▸ **RAW DATA**
-=-=-

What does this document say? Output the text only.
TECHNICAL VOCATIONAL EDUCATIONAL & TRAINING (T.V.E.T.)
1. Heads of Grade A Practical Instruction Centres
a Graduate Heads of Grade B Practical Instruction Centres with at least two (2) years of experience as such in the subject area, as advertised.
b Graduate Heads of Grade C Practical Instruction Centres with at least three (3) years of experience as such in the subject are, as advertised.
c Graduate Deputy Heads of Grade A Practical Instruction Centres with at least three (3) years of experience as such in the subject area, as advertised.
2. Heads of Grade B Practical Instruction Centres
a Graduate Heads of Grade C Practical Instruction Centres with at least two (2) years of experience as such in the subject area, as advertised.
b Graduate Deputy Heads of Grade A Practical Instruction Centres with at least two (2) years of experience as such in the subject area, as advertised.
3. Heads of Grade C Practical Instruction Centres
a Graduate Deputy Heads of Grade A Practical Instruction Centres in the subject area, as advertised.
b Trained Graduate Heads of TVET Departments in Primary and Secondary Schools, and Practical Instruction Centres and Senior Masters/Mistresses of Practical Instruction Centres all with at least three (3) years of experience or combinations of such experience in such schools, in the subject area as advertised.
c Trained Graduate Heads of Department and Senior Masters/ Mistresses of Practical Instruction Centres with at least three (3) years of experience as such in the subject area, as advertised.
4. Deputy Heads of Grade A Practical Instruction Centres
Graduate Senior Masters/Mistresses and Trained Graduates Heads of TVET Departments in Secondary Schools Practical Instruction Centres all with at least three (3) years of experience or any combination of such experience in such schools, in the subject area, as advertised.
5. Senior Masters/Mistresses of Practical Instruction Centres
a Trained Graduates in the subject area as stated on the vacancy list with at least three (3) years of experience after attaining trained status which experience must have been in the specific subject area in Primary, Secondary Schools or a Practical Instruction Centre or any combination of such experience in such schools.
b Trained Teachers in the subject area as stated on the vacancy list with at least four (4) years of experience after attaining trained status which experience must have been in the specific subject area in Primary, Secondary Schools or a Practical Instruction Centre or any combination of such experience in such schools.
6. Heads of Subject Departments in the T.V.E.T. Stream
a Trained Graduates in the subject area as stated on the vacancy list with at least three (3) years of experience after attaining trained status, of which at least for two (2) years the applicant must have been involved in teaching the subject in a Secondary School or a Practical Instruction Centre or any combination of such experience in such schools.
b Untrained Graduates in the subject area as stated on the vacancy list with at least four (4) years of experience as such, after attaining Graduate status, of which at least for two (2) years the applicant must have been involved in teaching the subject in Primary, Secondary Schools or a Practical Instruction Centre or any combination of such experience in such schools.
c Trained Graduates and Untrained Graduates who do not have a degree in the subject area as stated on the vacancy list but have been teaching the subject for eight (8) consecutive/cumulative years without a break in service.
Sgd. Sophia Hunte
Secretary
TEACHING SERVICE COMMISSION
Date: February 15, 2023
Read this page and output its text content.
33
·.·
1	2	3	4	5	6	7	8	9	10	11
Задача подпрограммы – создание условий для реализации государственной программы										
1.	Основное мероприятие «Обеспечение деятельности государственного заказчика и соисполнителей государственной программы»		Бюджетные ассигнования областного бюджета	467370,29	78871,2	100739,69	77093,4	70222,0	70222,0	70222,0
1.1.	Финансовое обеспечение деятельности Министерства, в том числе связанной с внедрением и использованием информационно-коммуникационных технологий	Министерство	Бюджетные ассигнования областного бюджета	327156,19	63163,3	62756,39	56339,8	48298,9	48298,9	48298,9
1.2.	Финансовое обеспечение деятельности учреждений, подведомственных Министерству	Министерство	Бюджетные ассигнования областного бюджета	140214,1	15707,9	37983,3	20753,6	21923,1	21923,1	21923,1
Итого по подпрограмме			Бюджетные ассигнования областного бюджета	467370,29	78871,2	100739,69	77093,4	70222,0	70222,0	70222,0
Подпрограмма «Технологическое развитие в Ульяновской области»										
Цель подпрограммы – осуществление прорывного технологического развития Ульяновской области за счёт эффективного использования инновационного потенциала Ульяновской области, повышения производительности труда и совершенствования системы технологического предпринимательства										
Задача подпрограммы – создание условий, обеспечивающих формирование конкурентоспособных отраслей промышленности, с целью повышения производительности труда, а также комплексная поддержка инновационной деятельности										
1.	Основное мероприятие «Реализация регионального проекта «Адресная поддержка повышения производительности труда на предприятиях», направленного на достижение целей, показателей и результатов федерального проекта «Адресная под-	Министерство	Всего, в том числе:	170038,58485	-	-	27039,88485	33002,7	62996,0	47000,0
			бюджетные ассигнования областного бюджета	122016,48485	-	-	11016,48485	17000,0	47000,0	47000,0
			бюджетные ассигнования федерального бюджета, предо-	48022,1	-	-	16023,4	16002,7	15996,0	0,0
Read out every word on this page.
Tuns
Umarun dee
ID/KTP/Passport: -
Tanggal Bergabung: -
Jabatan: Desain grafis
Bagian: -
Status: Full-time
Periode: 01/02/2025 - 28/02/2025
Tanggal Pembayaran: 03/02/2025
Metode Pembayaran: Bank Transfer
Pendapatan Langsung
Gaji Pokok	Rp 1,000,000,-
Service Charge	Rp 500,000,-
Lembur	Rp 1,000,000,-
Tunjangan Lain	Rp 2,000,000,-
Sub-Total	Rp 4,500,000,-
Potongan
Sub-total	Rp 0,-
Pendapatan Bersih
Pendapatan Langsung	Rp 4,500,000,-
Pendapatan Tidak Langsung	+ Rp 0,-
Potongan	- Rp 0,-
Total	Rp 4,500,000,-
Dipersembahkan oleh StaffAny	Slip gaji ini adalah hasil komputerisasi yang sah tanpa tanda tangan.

-=-=-

▸ **WHAT IS REQUIRED**
Identify the lines that hold the word "been". Copy every one of them.

▸ **THE ANSWER**
a Trained Graduates in the subject area as stated on the vacancy list with at least three (3) years of experience after attaining trained status which experience must have been in the specific subject area in Primary, Secondary Schools or a Practical Instruction Centre or any combination of such experience in such schools.
b Trained Teachers in the subject area as stated on the vacancy list with at least four (4) years of experience after attaining trained status which experience must have been in the specific subject area in Primary, Secondary Schools or a Practical Instruction Centre or any combination of such experience in such schools.
a Trained Graduates in the subject area as stated on the vacancy list with at least three (3) years of experience after attaining trained status, of which at least for two (2) years the applicant must have been involved in teaching the subject in a Secondary School or a Practical Instruction Centre or any combination of such experience in such schools.
b Untrained Graduates in the subject area as stated on the vacancy list with at least four (4) years of experience as such, after attaining Graduate status, of which at least for two (2) years the applicant must have been involved in teaching the subject in Primary, Secondary Schools or a Practical Instruction Centre or any combination of such experience in such schools.
c Trained Graduates and Untrained Graduates who do not have a degree in the subject area as stated on the vacancy list but have been teaching the subject for eight (8) consecutive/cumulative years without a break in service.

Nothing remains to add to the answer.